━━━━━ Document ━━━━━

The Instantaneous Velocity Formula gives the exact velocity of an object at a specific instant in time, expressed mathematically as \( v = \lim_{\Delta t \to 0} \frac{\Delta x}{\Delta t} = \frac{dx}{dt} \). This concept is covered in NCERT Class 11 Physics, Chapter 3 (Motion in a Straight Line), and is a foundational topic for CBSE Board exams, JEE Main, and NEET. This article covers the formula derivation, variables, a complete formula sheet, three progressive solved examples, CBSE exam tips for 2025-26, common mistakes, and JEE/NEET applications.
Key Instantaneous Velocity Formulas at a Glance
Quick reference for the most important instantaneous velocity formulas.
- Instantaneous velocity: \( v = \frac{dx}{dt} \)
- Limit definition: \( v = \lim_{\Delta t \to 0} \frac{\Delta x}{\Delta t} \)
- Instantaneous speed: \( |v| = \left|\frac{dx}{dt}\right| \)
- From acceleration: \( v = u + at \) (constant acceleration only)
- Velocity from position function: differentiate \( x(t) \) with respect to \( t \)
- Average velocity: \( \bar{v} = \frac{\Delta x}{\Delta t} = \frac{x_2 – x_1}{t_2 – t_1} \)
- Instantaneous acceleration: \( a = \frac{dv}{dt} = \frac{d^2x}{dt^2} \)
What is the Instantaneous Velocity Formula?
The Instantaneous Velocity Formula defines the velocity of a moving object at a precise moment in time. Unlike average velocity, which measures displacement over a finite time interval, instantaneous velocity captures the rate of change of position at a single instant. It is the limiting value of average velocity as the time interval approaches zero.
In NCERT Class 11 Physics, Chapter 3 (Motion in a Straight Line), instantaneous velocity is introduced as a key concept in kinematics. The idea bridges the gap between average motion and the exact state of motion at any given point. Conceptually, it is the slope of the position-time (x-t) graph at that instant.
Instantaneous velocity is a vector quantity. It has both magnitude and direction. The magnitude of instantaneous velocity equals instantaneous speed. When an object moves along a curved path, the instantaneous velocity is always tangent to the path at that point. This distinction is critical for both CBSE Board exams and competitive exams like JEE and NEET.
According to the NCERT textbook, instantaneous velocity is formally defined using the concept of a limit from calculus. This makes it one of the first topics where Class 11 students encounter differential calculus applied to physics.

━━━━━

### Task set
• 1. According to the text on the instantaneous velocity formula, why is instantaneous velocity one of the first topics where Class 11 students meet differential calculus in physics? Answer in one to three sentences.
• 2. Reproduce word for word the stretch of the instantaneous velocity text from "- Instantaneous velocity: \( v" through "respect to \( t \)".
• 3. In the text on the instantaneous velocity formula, how is instantaneous velocity oriented when an object moves along a curved path?
You won't need the records that come next.

━━━━━ Information supplied ━━━━━

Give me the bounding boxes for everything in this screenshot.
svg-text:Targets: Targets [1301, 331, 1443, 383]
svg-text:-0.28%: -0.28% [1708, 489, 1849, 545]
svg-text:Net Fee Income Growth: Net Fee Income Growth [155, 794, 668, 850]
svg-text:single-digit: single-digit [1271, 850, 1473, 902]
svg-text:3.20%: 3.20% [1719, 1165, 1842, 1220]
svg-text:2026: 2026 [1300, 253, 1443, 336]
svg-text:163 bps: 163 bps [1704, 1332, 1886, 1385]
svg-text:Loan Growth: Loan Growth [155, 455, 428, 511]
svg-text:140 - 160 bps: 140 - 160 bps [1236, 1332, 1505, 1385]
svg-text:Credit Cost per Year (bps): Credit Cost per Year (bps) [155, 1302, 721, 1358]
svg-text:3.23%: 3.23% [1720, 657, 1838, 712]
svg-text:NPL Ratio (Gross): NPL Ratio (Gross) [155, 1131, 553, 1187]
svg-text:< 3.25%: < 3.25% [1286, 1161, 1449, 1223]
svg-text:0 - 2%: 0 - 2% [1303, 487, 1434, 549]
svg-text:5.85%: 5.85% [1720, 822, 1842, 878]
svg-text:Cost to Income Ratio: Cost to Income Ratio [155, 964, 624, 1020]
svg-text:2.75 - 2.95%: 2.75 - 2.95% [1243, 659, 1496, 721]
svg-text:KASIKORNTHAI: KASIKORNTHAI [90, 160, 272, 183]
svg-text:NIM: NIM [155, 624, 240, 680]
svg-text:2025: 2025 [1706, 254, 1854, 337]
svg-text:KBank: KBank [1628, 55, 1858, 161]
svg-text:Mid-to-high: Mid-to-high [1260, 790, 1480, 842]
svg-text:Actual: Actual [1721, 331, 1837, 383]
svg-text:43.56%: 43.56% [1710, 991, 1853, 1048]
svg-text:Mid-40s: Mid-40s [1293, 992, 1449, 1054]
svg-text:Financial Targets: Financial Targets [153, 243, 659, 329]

━━━━━

### Answers to the tasks
• 1. The NCERT textbook formally defines instantaneous velocity with the calculus concept of a limit. It is the limiting value of average velocity as the time interval approaches zero, so studying it means applying differential calculus to physics.

• 2.
- Instantaneous velocity: \( v = \frac{dx}{dt} \)
- Limit definition: \( v = \lim_{\Delta t \to 0} \frac{\Delta x}{\Delta t} \)
- Instantaneous speed: \( |v| = \left|\frac{dx}{dt}\right| \)
- From acceleration: \( v = u + at \) (constant acceleration only)
- Velocity from position function: differentiate \( x(t) \) with respect to \( t \)

• 3. It is always tangent to the path at that point.